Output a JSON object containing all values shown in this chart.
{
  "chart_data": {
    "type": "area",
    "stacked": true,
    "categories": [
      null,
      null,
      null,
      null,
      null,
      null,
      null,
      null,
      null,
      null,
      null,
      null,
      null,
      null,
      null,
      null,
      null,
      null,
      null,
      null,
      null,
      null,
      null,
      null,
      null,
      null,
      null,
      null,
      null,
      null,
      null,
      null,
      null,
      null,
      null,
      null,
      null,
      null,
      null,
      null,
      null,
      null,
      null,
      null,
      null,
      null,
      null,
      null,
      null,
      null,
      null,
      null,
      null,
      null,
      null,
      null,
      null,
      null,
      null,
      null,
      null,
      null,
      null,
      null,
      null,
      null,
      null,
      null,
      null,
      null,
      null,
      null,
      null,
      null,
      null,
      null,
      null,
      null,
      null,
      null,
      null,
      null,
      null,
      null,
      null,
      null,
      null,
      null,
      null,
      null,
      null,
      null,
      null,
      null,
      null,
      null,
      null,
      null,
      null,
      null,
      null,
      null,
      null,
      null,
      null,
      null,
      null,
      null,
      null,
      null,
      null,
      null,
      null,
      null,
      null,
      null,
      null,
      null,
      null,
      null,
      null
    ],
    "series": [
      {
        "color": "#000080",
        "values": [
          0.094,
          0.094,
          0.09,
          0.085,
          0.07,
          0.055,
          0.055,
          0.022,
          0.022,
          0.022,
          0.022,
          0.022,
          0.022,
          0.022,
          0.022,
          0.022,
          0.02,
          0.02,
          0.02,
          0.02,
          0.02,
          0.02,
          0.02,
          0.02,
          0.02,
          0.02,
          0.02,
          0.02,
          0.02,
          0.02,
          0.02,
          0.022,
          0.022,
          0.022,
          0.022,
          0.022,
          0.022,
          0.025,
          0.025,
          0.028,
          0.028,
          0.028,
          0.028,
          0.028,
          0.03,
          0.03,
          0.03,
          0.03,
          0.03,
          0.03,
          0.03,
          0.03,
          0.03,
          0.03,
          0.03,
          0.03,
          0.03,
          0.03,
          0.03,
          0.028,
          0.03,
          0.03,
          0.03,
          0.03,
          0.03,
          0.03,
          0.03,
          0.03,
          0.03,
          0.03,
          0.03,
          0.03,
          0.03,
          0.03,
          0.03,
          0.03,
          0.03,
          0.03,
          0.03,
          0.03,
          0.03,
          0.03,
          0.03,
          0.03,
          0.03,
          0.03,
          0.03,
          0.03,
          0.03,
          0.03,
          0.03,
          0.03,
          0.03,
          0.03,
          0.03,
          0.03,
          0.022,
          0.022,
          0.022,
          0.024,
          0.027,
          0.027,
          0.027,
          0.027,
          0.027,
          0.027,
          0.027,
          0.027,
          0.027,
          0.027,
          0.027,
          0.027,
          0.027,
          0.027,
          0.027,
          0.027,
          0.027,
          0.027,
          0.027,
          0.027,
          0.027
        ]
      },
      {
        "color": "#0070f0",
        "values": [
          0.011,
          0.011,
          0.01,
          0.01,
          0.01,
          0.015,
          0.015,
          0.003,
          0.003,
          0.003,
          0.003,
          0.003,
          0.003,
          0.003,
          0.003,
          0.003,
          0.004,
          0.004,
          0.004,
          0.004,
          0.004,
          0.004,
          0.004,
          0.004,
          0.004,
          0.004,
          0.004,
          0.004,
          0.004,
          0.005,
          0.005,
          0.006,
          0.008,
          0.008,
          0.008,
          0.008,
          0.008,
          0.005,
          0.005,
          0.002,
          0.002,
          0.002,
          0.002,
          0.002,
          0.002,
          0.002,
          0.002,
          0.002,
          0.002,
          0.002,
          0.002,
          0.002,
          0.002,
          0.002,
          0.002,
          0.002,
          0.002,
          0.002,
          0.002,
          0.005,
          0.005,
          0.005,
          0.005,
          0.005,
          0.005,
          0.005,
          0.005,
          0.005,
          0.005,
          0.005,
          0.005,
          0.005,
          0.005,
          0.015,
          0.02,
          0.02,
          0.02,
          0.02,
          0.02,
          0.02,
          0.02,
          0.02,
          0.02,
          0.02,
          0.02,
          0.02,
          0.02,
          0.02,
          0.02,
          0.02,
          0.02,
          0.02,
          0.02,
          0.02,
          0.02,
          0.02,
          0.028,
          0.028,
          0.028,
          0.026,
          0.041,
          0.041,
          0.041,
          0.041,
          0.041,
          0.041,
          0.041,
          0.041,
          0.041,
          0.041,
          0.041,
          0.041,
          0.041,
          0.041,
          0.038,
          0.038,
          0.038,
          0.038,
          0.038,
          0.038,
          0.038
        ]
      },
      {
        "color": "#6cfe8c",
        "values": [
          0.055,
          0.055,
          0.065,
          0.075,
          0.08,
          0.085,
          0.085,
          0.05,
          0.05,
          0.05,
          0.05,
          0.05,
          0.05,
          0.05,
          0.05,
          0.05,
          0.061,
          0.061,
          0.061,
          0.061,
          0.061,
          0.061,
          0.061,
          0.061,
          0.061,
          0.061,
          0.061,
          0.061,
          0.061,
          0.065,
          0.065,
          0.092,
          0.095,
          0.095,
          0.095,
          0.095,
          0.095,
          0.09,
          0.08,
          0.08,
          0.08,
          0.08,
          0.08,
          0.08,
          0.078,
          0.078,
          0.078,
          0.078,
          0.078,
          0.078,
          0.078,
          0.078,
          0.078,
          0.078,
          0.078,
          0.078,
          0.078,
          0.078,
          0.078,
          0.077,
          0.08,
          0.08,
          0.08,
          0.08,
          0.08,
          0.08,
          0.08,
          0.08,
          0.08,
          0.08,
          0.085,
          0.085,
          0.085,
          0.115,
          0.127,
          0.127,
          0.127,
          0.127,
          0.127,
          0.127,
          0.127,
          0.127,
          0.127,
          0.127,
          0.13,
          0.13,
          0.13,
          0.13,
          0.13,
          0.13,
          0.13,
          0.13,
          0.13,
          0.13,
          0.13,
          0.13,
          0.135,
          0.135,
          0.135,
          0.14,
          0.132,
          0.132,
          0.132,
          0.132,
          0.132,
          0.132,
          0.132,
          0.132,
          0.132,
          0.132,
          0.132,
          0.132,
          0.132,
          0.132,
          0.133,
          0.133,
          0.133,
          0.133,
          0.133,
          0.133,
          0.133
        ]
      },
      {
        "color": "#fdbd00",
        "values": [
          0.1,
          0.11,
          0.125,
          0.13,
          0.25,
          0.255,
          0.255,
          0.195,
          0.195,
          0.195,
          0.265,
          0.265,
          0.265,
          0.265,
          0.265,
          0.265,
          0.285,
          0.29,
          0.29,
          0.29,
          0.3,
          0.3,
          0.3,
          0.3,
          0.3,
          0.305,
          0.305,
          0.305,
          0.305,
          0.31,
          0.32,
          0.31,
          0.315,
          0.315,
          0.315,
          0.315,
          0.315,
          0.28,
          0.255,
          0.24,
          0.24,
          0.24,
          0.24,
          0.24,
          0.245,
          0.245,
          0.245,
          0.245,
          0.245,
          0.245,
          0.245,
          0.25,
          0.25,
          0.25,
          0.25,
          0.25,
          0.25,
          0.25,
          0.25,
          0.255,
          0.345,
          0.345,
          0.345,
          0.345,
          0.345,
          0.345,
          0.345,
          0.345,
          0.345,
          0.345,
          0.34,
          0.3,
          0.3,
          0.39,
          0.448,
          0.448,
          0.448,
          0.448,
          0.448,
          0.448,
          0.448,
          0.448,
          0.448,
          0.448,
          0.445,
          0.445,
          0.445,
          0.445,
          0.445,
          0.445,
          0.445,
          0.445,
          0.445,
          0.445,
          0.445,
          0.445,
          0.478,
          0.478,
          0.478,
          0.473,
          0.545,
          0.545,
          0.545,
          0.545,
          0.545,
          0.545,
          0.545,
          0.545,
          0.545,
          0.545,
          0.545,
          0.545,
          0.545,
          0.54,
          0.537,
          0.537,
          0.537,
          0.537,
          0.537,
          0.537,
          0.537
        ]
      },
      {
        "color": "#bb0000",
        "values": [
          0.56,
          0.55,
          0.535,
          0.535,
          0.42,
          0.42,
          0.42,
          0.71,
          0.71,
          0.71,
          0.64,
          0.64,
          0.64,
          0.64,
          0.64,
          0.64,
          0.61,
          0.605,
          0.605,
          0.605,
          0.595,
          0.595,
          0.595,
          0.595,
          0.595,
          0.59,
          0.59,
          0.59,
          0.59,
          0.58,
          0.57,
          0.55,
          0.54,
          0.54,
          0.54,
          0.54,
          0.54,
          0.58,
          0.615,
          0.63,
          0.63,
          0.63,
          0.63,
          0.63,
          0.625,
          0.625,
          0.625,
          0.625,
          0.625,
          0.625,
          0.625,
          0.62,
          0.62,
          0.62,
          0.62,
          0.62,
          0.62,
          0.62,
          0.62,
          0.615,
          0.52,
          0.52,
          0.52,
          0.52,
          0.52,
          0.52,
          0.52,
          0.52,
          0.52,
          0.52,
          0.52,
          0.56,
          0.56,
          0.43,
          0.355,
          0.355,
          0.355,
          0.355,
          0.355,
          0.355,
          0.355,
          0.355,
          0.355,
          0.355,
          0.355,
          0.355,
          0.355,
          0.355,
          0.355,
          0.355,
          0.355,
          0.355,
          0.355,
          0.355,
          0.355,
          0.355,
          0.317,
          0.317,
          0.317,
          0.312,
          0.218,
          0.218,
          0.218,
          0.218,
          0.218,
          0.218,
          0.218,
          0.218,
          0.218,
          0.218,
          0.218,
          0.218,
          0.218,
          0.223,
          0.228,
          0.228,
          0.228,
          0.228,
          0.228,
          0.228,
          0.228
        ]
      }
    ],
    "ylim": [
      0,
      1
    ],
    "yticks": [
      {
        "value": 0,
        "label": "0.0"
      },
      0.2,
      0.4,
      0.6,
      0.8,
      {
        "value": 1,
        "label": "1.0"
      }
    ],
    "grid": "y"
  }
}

▶ _Brief_
State the number of lines holding the word "color" in the listing. Add nothing else.

▶ _Expected output_
5